The records »
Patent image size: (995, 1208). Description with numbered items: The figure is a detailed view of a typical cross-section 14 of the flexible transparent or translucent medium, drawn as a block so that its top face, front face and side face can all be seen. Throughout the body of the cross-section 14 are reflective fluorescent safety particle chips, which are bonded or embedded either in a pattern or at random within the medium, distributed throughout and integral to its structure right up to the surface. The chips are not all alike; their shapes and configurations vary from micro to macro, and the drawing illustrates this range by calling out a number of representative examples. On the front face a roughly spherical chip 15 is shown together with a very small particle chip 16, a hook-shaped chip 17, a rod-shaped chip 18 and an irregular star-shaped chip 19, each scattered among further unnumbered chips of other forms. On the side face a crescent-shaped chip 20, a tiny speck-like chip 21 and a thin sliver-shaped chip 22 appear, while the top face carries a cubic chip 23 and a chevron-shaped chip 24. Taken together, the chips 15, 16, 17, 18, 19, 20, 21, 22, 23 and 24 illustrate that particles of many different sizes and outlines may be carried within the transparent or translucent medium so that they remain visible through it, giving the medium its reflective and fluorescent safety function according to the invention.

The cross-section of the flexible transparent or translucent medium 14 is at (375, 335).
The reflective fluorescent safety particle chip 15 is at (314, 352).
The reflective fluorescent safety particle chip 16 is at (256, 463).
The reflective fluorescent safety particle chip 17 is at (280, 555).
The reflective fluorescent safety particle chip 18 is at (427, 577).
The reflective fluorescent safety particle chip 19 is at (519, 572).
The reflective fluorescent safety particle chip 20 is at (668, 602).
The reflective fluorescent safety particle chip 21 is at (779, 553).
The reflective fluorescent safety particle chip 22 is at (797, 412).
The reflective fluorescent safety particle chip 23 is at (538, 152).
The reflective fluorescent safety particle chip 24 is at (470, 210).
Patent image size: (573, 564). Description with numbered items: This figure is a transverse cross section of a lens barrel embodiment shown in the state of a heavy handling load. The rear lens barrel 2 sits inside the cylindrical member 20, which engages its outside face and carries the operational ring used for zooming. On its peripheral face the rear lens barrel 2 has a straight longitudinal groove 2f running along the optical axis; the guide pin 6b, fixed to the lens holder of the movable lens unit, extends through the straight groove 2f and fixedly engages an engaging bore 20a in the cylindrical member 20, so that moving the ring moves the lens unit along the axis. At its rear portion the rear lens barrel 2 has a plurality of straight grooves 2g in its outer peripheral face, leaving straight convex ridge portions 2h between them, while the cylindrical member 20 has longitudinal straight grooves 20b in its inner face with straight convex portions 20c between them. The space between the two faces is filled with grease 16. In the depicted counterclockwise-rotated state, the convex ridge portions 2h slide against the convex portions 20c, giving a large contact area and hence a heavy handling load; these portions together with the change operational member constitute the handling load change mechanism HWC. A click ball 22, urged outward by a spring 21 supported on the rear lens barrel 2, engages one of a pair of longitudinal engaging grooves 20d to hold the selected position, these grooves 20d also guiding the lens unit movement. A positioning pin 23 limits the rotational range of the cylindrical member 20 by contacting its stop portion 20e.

What to work on » Copy out all of the entries above word for word, keeping every line unchanged.

Answer for the task »
Patent image size: (995, 1208). Description with numbered items: The figure is a detailed view of a typical cross-section 14 of the flexible transparent or translucent medium, drawn as a block so that its top face, front face and side face can all be seen. Throughout the body of the cross-section 14 are reflective fluorescent safety particle chips, which are bonded or embedded either in a pattern or at random within the medium, distributed throughout and integral to its structure right up to the surface. The chips are not all alike; their shapes and configurations vary from micro to macro, and the drawing illustrates this range by calling out a number of representative examples. On the front face a roughly spherical chip 15 is shown together with a very small particle chip 16, a hook-shaped chip 17, a rod-shaped chip 18 and an irregular star-shaped chip 19, each scattered among further unnumbered chips of other forms. On the side face a crescent-shaped chip 20, a tiny speck-like chip 21 and a thin sliver-shaped chip 22 appear, while the top face carries a cubic chip 23 and a chevron-shaped chip 24. Taken together, the chips 15, 16, 17, 18, 19, 20, 21, 22, 23 and 24 illustrate that particles of many different sizes and outlines may be carried within the transparent or translucent medium so that they remain visible through it, giving the medium its reflective and fluorescent safety function according to the invention.

The cross-section of the flexible transparent or translucent medium 14 is at (375, 335).
The reflective fluorescent safety particle chip 15 is at (314, 352).
The reflective fluorescent safety particle chip 16 is at (256, 463).
The reflective fluorescent safety particle chip 17 is at (280, 555).
The reflective fluorescent safety particle chip 18 is at (427, 577).
The reflective fluorescent safety particle chip 19 is at (519, 572).
The reflective fluorescent safety particle chip 20 is at (668, 602).
The reflective fluorescent safety particle chip 21 is at (779, 553).
The reflective fluorescent safety particle chip 22 is at (797, 412).
The reflective fluorescent safety particle chip 23 is at (538, 152).
The reflective fluorescent safety particle chip 24 is at (470, 210).
Patent image size: (573, 564). Description with numbered items: This figure is a transverse cross section of a lens barrel embodiment shown in the state of a heavy handling load. The rear lens barrel 2 sits inside the cylindrical member 20, which engages its outside face and carries the operational ring used for zooming. On its peripheral face the rear lens barrel 2 has a straight longitudinal groove 2f running along the optical axis; the guide pin 6b, fixed to the lens holder of the movable lens unit, extends through the straight groove 2f and fixedly engages an engaging bore 20a in the cylindrical member 20, so that moving the ring moves the lens unit along the axis. At its rear portion the rear lens barrel 2 has a plurality of straight grooves 2g in its outer peripheral face, leaving straight convex ridge portions 2h between them, while the cylindrical member 20 has longitudinal straight grooves 20b in its inner face with straight convex portions 20c between them. The space between the two faces is filled with grease 16. In the depicted counterclockwise-rotated state, the convex ridge portions 2h slide against the convex portions 20c, giving a large contact area and hence a heavy handling load; these portions together with the change operational member constitute the handling load change mechanism HWC. A click ball 22, urged outward by a spring 21 supported on the rear lens barrel 2, engages one of a pair of longitudinal engaging grooves 20d to hold the selected position, these grooves 20d also guiding the lens unit movement. A positioning pin 23 limits the rotational range of the cylindrical member 20 by contacting its stop portion 20e.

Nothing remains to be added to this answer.